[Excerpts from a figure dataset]

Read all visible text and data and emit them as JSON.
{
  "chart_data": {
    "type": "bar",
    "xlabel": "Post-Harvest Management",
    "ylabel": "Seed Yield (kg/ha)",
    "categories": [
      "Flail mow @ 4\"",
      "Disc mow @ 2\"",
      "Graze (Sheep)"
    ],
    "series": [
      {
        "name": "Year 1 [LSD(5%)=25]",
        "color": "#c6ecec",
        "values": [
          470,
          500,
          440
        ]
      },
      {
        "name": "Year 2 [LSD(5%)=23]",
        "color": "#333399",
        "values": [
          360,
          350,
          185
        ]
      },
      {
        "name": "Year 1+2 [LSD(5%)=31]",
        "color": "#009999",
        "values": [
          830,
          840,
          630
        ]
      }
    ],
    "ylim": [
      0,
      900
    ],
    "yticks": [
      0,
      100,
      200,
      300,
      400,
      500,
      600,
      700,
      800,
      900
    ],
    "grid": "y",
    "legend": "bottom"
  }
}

* _Objective_
Extract the listing in its entirety, matching it exactly.

* _Solved exercise_
Read all visible text and data and emit them as JSON.
{
  "chart_data": {
    "type": "bar",
    "xlabel": "Post-Harvest Management",
    "ylabel": "Seed Yield (kg/ha)",
    "categories": [
      "Flail mow @ 4\"",
      "Disc mow @ 2\"",
      "Graze (Sheep)"
    ],
    "series": [
      {
        "name": "Year 1 [LSD(5%)=25]",
        "color": "#c6ecec",
        "values": [
          470,
          500,
          440
        ]
      },
      {
        "name": "Year 2 [LSD(5%)=23]",
        "color": "#333399",
        "values": [
          360,
          350,
          185
        ]
      },
      {
        "name": "Year 1+2 [LSD(5%)=31]",
        "color": "#009999",
        "values": [
          830,
          840,
          630
        ]
      }
    ],
    "ylim": [
      0,
      900
    ],
    "yticks": [
      0,
      100,
      200,
      300,
      400,
      500,
      600,
      700,
      800,
      900
    ],
    "grid": "y",
    "legend": "bottom"
  }
}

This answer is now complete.